### Directive
Scan the lines below for the string "label" and copy every one that has it.
╭─ Material for this exercise
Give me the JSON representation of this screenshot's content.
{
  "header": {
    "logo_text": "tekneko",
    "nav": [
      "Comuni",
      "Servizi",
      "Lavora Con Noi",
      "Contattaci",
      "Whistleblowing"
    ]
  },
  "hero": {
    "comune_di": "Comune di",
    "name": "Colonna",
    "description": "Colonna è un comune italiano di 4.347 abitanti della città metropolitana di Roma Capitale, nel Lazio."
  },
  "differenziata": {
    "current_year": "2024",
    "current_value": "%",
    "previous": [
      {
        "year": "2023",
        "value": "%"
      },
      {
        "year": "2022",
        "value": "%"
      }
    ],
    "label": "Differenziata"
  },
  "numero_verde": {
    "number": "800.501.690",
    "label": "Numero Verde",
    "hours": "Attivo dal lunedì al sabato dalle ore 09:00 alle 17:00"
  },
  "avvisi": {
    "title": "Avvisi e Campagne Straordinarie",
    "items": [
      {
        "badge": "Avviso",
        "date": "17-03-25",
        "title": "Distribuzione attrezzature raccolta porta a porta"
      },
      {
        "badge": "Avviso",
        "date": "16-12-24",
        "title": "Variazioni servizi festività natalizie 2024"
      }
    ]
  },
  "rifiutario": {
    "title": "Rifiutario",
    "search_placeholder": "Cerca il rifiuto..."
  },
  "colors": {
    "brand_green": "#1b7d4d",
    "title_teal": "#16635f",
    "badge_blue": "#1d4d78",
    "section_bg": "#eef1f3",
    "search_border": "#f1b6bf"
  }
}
╰─
### Result of this task
    "label": "Differenziata"
    "label": "Numero Verde",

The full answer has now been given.